▶ _Task set_
**1.** Reproduce everything from "ANATOMY OF AN" down to "of the disaster." in the Montevideo Maru text, substituting "Silentworld Trust" for "Silentworld Foundation".
**2.** Answer these questions using the Montevideo Maru text:
(a) How many minutes did the ship take to sink?
(b) On what date was the wreck found?
(c) In which city is Silentworld Foundation based?

====== Text segment

THE Japanese merchant ship SS Montevideo Maru was torpedoed off the coast of the Philippines on 1 July 1942 during World War II. The sinking has been described as the worst maritime disaster in Australian history – the ship went down with around 979 Australian troops and civilians on board.
Unbeknown to the submarine USS Sturgeon, the Montevideo Maru was transporting about 1060 prisoners of war from 16 countries when it sailed from the former Australian territory of New Guinea. It was not marked as carrying prisoners. It sank in 11 minutes.
The number and identity of those who perished were not fully known until after the war, but the location of the shipwreck remained a mystery. But on 18 April this year – more than 80 years after the disaster – an expedition team found the wreck off the Philippines, bringing closure to the mystery and to the families of those who died.
ANATOMY OF AN EXPEDITION
The expedition that located the wreck of Montevideo Maru was led by Silentworld Foundation, Dutch company Fugro and deep-sea survey specialists, with support from Australia’s Department of Defence.
Silentworld Foundation is a maritime history not-for-profit helmed by John Mullen and based in Sydney. It had taken the foundation nearly five years of planning to assemble the expedition team, and 20 years of work from the Montevideo Maru Society which pushed for national recognition of the disaster.

============
====== Data excerpt

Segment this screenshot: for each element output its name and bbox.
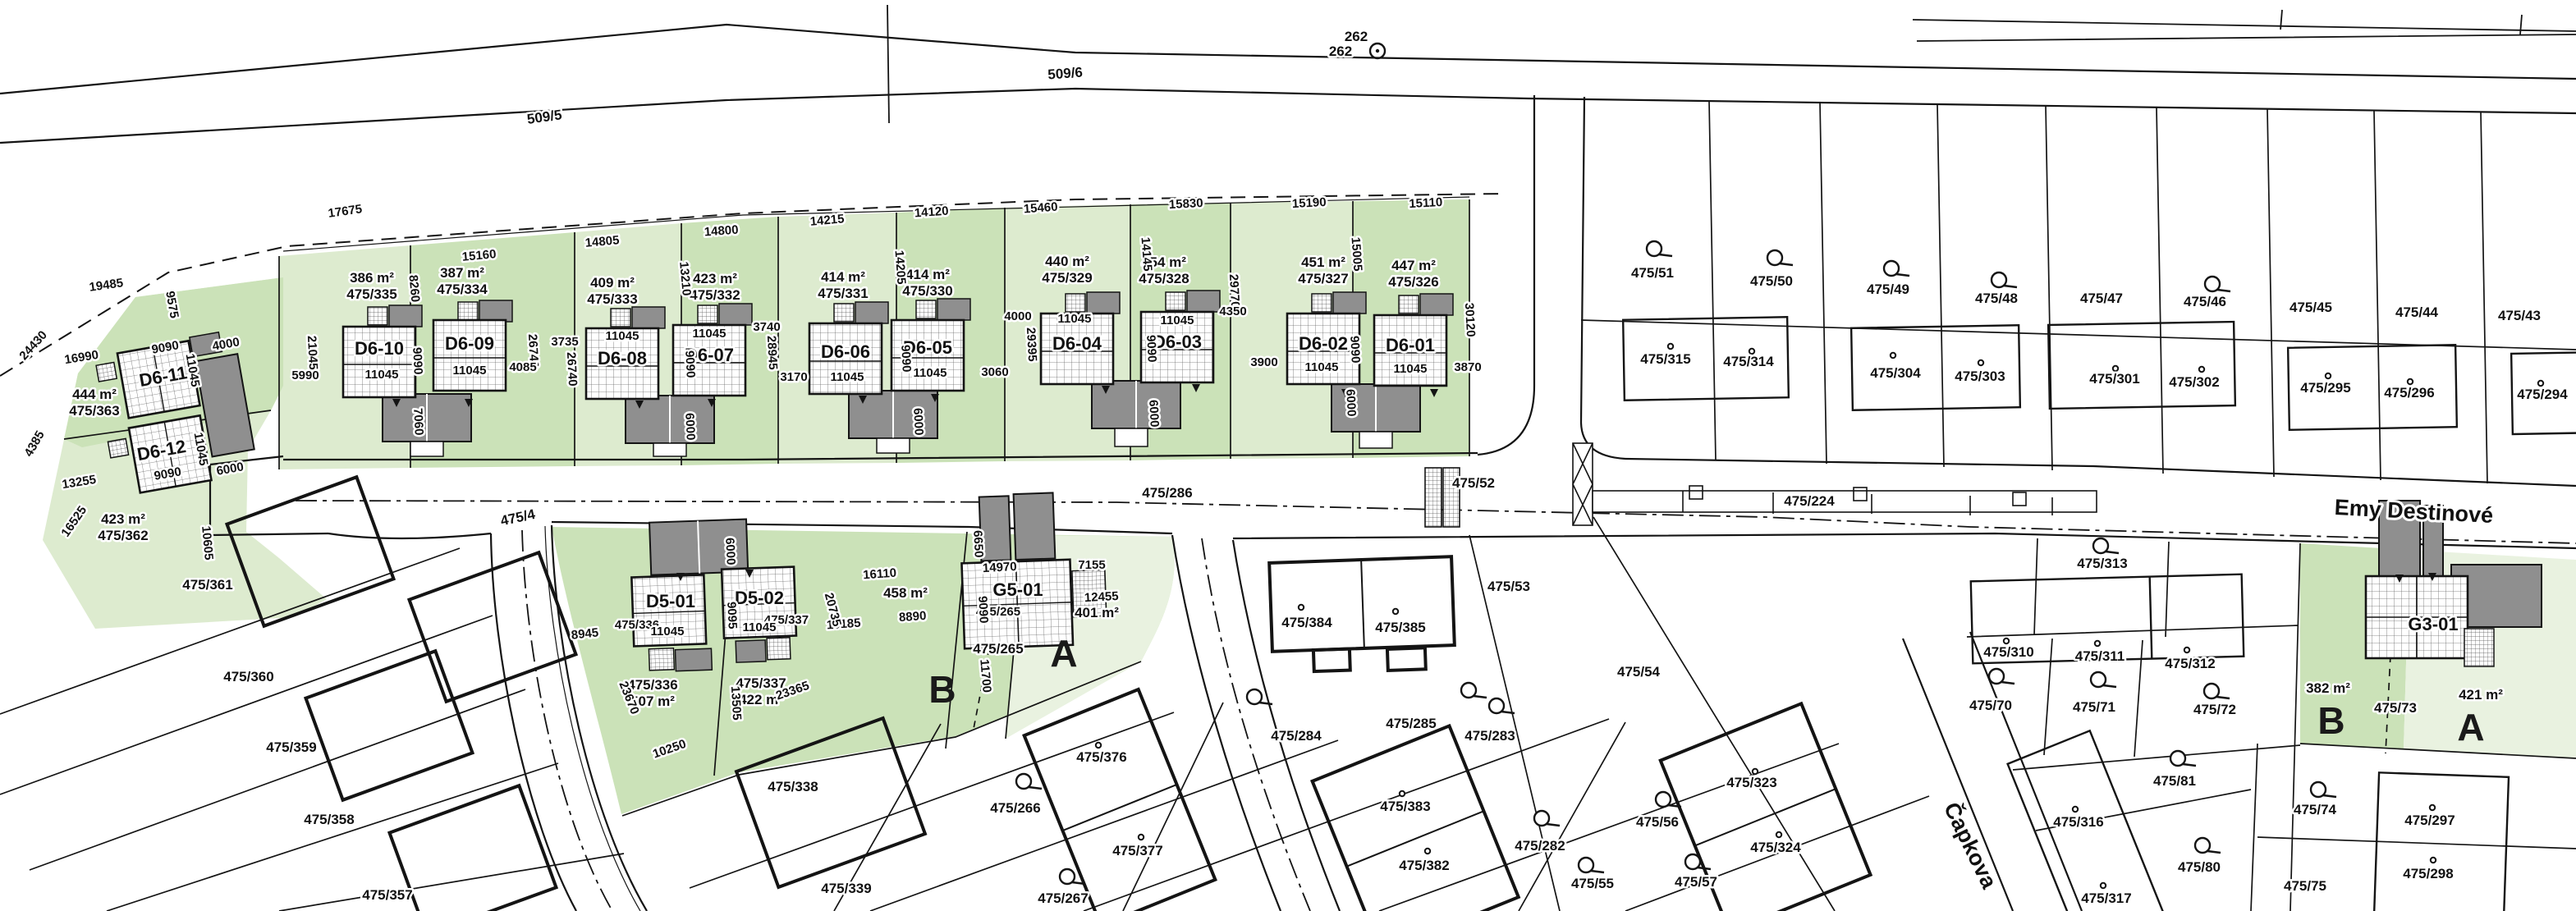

============

▶ _Written answers_
**1.**
ANATOMY OF AN EXPEDITION
The expedition that located the wreck of Montevideo Maru was led by Silentworld Trust, Dutch company Fugro and deep-sea survey specialists, with support from Australia’s Department of Defence.
Silentworld Trust is a maritime history not-for-profit helmed by John Mullen and based in Sydney. It had taken the foundation nearly five years of planning to assemble the expedition team, and 20 years of work from the Montevideo Maru Society which pushed for national recognition of the disaster.

**2.**
(a) 11 minutes
(b) 18 April
(c) Sydney